* [Aim of the task] Your task is to gather the lines below that hold the string "icon".

* [Data supplied]
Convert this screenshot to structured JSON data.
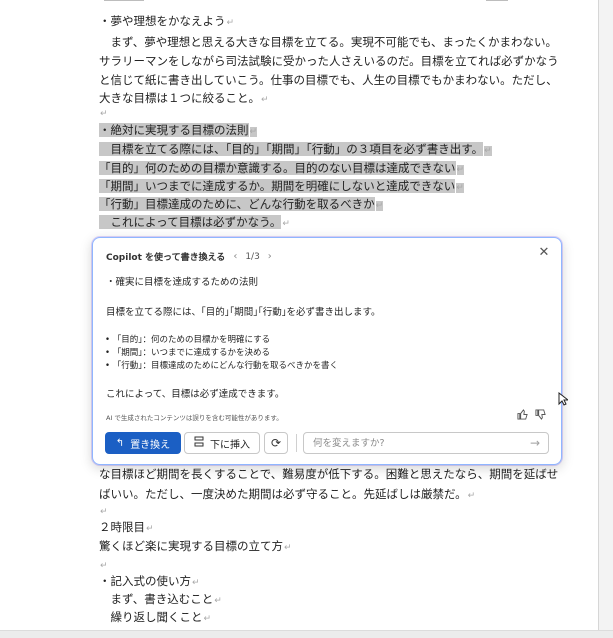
{
  "document": {
    "paragraph_mark": "↵",
    "lines_top": [
      "・夢や理想をかなえよう",
      "　まず、夢や理想と思える大きな目標を立てる。実現不可能でも、まったくかまわない。",
      "サラリーマンをしながら司法試験に受かった人さえいるのだ。目標を立てれば必ずかなう",
      "と信じて紙に書き出していこう。仕事の目標でも、人生の目標でもかまわない。ただし、",
      "大きな目標は１つに絞ること。",
      "",
      "・絶対に実現する目標の法則",
      "　目標を立てる際には、「目的」「期間」「行動」の３項目を必ず書き出す。",
      "「目的」何のための目標か意識する。目的のない目標は達成できない",
      "「期間」いつまでに達成するか。期間を明確にしないと達成できない",
      "「行動」目標達成のために、どんな行動を取るべきか",
      "　これによって目標は必ずかなう。"
    ],
    "lines_bottom": [
      "な目標ほど期間を長くすることで、難易度が低下する。困難と思えたなら、期間を延ばせ",
      "ばいい。ただし、一度決めた期間は必ず守ること。先延ばしは厳禁だ。",
      "",
      "２時限目",
      "驚くほど楽に実現する目標の立て方",
      "",
      "・記入式の使い方",
      "　まず、書き込むこと",
      "　繰り返し聞くこと"
    ]
  },
  "copilot": {
    "title": "Copilot を使って書き換える",
    "prev_icon": "chevron-left-icon",
    "next_icon": "chevron-right-icon",
    "counter": "1/3",
    "close_icon": "close-icon",
    "heading": "・確実に目標を達成するための法則",
    "intro": "目標を立てる際には、｢目的｣｢期間｣｢行動｣を必ず書き出します。",
    "bullets": [
      "｢目的｣：何のための目標かを明確にする",
      "｢期間｣：いつまでに達成するかを決める",
      "｢行動｣：目標達成のためにどんな行動を取るべきかを書く"
    ],
    "conclusion": "これによって、目標は必ず達成できます。",
    "disclaimer": "AI で生成されたコンテンツは誤りを含む可能性があります。",
    "like_icon": "thumbs-up-icon",
    "dislike_icon": "thumbs-down-icon",
    "replace_label": "置き換え",
    "insert_label": "下に挿入",
    "regenerate_icon": "refresh-icon",
    "input_placeholder": "何を変えますか?",
    "send_icon": "send-arrow-icon",
    "accent_color": "#1b5fc4",
    "highlight_color": "#c7c7c7"
  }
}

* [Exercise solution]
    "prev_icon": "chevron-left-icon",
    "next_icon": "chevron-right-icon",
    "close_icon": "close-icon",
    "like_icon": "thumbs-up-icon",
    "dislike_icon": "thumbs-down-icon",
    "regenerate_icon": "refresh-icon",
    "send_icon": "send-arrow-icon",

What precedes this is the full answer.